> **Exercise description**
Transcribe the entries that follow, word for word.

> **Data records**
○ ○ ○ ○ ○

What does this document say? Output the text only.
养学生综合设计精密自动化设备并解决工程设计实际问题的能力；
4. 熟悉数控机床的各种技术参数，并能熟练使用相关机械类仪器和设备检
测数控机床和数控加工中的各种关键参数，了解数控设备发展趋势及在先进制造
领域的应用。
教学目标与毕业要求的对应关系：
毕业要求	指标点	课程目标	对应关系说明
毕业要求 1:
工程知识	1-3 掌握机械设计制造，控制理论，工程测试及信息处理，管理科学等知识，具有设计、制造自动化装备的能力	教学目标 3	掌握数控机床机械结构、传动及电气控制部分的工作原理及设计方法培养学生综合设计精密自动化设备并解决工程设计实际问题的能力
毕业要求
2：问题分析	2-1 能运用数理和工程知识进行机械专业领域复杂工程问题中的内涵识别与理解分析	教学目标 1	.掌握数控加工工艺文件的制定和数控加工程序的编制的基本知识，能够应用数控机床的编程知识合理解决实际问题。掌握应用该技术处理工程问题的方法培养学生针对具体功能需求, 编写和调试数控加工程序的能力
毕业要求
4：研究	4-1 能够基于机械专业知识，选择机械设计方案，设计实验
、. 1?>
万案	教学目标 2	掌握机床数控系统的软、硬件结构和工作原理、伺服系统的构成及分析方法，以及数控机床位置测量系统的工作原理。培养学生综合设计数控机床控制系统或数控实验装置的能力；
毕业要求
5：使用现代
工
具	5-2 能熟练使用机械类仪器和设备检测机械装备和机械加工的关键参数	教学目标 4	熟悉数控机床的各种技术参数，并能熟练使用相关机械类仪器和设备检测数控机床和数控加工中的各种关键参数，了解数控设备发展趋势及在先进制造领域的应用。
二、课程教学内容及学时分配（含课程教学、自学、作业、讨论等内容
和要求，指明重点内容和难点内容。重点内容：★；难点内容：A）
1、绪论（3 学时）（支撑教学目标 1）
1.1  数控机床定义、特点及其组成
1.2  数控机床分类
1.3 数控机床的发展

○ ○ ○ ○ ○

> **Answer below**
What does this document say? Output the text only.
养学生综合设计精密自动化设备并解决工程设计实际问题的能力；
4. 熟悉数控机床的各种技术参数，并能熟练使用相关机械类仪器和设备检
测数控机床和数控加工中的各种关键参数，了解数控设备发展趋势及在先进制造
领域的应用。
教学目标与毕业要求的对应关系：
毕业要求	指标点	课程目标	对应关系说明
毕业要求 1:
工程知识	1-3 掌握机械设计制造，控制理论，工程测试及信息处理，管理科学等知识，具有设计、制造自动化装备的能力	教学目标 3	掌握数控机床机械结构、传动及电气控制部分的工作原理及设计方法培养学生综合设计精密自动化设备并解决工程设计实际问题的能力
毕业要求
2：问题分析	2-1 能运用数理和工程知识进行机械专业领域复杂工程问题中的内涵识别与理解分析	教学目标 1	.掌握数控加工工艺文件的制定和数控加工程序的编制的基本知识，能够应用数控机床的编程知识合理解决实际问题。掌握应用该技术处理工程问题的方法培养学生针对具体功能需求, 编写和调试数控加工程序的能力
毕业要求
4：研究	4-1 能够基于机械专业知识，选择机械设计方案，设计实验
、. 1?>
万案	教学目标 2	掌握机床数控系统的软、硬件结构和工作原理、伺服系统的构成及分析方法，以及数控机床位置测量系统的工作原理。培养学生综合设计数控机床控制系统或数控实验装置的能力；
毕业要求
5：使用现代
工
具	5-2 能熟练使用机械类仪器和设备检测机械装备和机械加工的关键参数	教学目标 4	熟悉数控机床的各种技术参数，并能熟练使用相关机械类仪器和设备检测数控机床和数控加工中的各种关键参数，了解数控设备发展趋势及在先进制造领域的应用。
二、课程教学内容及学时分配（含课程教学、自学、作业、讨论等内容
和要求，指明重点内容和难点内容。重点内容：★；难点内容：A）
1、绪论（3 学时）（支撑教学目标 1）
1.1  数控机床定义、特点及其组成
1.2  数控机床分类
1.3 数控机床的发展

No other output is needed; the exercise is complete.